[WHAT IS BEING ASKED]: Copy the records below with "UI component" replaced by "interface widget" and every other character left as it is.

+ + + +

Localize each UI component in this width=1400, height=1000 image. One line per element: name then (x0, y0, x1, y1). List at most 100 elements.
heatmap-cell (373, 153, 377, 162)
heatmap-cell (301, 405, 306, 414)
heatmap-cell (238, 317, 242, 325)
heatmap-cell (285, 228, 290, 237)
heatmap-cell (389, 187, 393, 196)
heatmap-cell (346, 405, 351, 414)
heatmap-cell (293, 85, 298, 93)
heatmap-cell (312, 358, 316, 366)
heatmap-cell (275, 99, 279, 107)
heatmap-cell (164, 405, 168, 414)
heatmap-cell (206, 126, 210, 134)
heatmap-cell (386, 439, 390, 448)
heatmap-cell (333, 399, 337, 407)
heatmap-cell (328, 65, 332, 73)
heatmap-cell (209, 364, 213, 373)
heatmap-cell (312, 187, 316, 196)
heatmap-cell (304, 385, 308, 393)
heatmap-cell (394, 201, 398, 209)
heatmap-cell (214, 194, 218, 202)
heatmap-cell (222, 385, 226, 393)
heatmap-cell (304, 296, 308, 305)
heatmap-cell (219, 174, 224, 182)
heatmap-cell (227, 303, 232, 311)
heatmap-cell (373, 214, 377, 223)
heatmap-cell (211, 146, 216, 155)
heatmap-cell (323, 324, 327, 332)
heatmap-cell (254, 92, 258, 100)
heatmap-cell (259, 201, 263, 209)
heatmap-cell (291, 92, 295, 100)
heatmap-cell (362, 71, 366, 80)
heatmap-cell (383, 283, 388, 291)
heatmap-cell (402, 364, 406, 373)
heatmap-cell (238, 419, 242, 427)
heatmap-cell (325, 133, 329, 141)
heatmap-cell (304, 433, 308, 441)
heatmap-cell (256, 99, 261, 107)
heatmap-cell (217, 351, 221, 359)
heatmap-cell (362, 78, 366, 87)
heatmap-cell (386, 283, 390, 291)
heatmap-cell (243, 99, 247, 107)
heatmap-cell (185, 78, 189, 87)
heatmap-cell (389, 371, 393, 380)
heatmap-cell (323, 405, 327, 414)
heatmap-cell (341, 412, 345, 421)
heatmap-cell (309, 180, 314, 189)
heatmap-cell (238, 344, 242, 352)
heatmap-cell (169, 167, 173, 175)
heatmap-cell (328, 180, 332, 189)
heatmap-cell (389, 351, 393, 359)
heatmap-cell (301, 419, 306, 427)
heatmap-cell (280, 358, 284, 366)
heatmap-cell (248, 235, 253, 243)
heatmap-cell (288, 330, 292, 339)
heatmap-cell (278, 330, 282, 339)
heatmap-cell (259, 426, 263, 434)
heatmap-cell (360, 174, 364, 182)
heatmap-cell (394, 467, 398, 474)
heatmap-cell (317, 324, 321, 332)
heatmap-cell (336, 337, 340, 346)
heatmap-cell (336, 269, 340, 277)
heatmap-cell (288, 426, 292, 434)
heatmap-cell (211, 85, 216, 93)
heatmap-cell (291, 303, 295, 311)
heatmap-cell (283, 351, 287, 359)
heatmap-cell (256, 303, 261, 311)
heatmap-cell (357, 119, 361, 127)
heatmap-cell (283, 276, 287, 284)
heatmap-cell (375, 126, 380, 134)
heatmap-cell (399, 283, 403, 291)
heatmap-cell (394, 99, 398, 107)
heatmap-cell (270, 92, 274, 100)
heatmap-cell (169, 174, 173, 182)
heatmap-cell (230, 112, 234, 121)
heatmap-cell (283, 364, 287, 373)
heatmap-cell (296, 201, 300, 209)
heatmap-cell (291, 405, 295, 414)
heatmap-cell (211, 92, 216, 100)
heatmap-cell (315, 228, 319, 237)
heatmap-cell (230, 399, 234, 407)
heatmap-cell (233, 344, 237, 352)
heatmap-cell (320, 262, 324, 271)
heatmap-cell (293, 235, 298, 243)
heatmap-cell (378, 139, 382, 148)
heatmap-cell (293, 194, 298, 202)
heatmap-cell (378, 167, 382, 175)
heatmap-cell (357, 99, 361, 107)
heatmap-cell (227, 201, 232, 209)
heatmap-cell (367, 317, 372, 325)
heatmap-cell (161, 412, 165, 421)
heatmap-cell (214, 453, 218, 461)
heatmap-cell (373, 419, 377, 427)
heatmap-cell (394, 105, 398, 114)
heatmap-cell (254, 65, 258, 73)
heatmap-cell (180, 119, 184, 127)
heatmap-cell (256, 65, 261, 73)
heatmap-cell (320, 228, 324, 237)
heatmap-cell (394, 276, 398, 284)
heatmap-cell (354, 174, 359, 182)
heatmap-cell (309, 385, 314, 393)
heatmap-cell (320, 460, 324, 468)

+ + + +

[OUTPUT OF THE EXERCISE]:
Localize each interface widget in this width=1400, height=1000 image. One line per element: name then (x0, y0, x1, y1). List at most 100 elements.
heatmap-cell (373, 153, 377, 162)
heatmap-cell (301, 405, 306, 414)
heatmap-cell (238, 317, 242, 325)
heatmap-cell (285, 228, 290, 237)
heatmap-cell (389, 187, 393, 196)
heatmap-cell (346, 405, 351, 414)
heatmap-cell (293, 85, 298, 93)
heatmap-cell (312, 358, 316, 366)
heatmap-cell (275, 99, 279, 107)
heatmap-cell (164, 405, 168, 414)
heatmap-cell (206, 126, 210, 134)
heatmap-cell (386, 439, 390, 448)
heatmap-cell (333, 399, 337, 407)
heatmap-cell (328, 65, 332, 73)
heatmap-cell (209, 364, 213, 373)
heatmap-cell (312, 187, 316, 196)
heatmap-cell (304, 385, 308, 393)
heatmap-cell (394, 201, 398, 209)
heatmap-cell (214, 194, 218, 202)
heatmap-cell (222, 385, 226, 393)
heatmap-cell (304, 296, 308, 305)
heatmap-cell (219, 174, 224, 182)
heatmap-cell (227, 303, 232, 311)
heatmap-cell (373, 214, 377, 223)
heatmap-cell (211, 146, 216, 155)
heatmap-cell (323, 324, 327, 332)
heatmap-cell (254, 92, 258, 100)
heatmap-cell (259, 201, 263, 209)
heatmap-cell (291, 92, 295, 100)
heatmap-cell (362, 71, 366, 80)
heatmap-cell (383, 283, 388, 291)
heatmap-cell (402, 364, 406, 373)
heatmap-cell (238, 419, 242, 427)
heatmap-cell (325, 133, 329, 141)
heatmap-cell (304, 433, 308, 441)
heatmap-cell (256, 99, 261, 107)
heatmap-cell (217, 351, 221, 359)
heatmap-cell (362, 78, 366, 87)
heatmap-cell (386, 283, 390, 291)
heatmap-cell (243, 99, 247, 107)
heatmap-cell (185, 78, 189, 87)
heatmap-cell (389, 371, 393, 380)
heatmap-cell (323, 405, 327, 414)
heatmap-cell (341, 412, 345, 421)
heatmap-cell (309, 180, 314, 189)
heatmap-cell (238, 344, 242, 352)
heatmap-cell (169, 167, 173, 175)
heatmap-cell (328, 180, 332, 189)
heatmap-cell (389, 351, 393, 359)
heatmap-cell (301, 419, 306, 427)
heatmap-cell (280, 358, 284, 366)
heatmap-cell (248, 235, 253, 243)
heatmap-cell (288, 330, 292, 339)
heatmap-cell (278, 330, 282, 339)
heatmap-cell (259, 426, 263, 434)
heatmap-cell (360, 174, 364, 182)
heatmap-cell (394, 467, 398, 474)
heatmap-cell (317, 324, 321, 332)
heatmap-cell (336, 337, 340, 346)
heatmap-cell (336, 269, 340, 277)
heatmap-cell (288, 426, 292, 434)
heatmap-cell (211, 85, 216, 93)
heatmap-cell (291, 303, 295, 311)
heatmap-cell (283, 351, 287, 359)
heatmap-cell (256, 303, 261, 311)
heatmap-cell (357, 119, 361, 127)
heatmap-cell (283, 276, 287, 284)
heatmap-cell (375, 126, 380, 134)
heatmap-cell (399, 283, 403, 291)
heatmap-cell (394, 99, 398, 107)
heatmap-cell (270, 92, 274, 100)
heatmap-cell (169, 174, 173, 182)
heatmap-cell (230, 112, 234, 121)
heatmap-cell (283, 364, 287, 373)
heatmap-cell (296, 201, 300, 209)
heatmap-cell (291, 405, 295, 414)
heatmap-cell (211, 92, 216, 100)
heatmap-cell (315, 228, 319, 237)
heatmap-cell (230, 399, 234, 407)
heatmap-cell (233, 344, 237, 352)
heatmap-cell (320, 262, 324, 271)
heatmap-cell (293, 235, 298, 243)
heatmap-cell (378, 139, 382, 148)
heatmap-cell (293, 194, 298, 202)
heatmap-cell (378, 167, 382, 175)
heatmap-cell (357, 99, 361, 107)
heatmap-cell (227, 201, 232, 209)
heatmap-cell (367, 317, 372, 325)
heatmap-cell (161, 412, 165, 421)
heatmap-cell (214, 453, 218, 461)
heatmap-cell (373, 419, 377, 427)
heatmap-cell (394, 105, 398, 114)
heatmap-cell (254, 65, 258, 73)
heatmap-cell (180, 119, 184, 127)
heatmap-cell (256, 65, 261, 73)
heatmap-cell (320, 228, 324, 237)
heatmap-cell (394, 276, 398, 284)
heatmap-cell (354, 174, 359, 182)
heatmap-cell (309, 385, 314, 393)
heatmap-cell (320, 460, 324, 468)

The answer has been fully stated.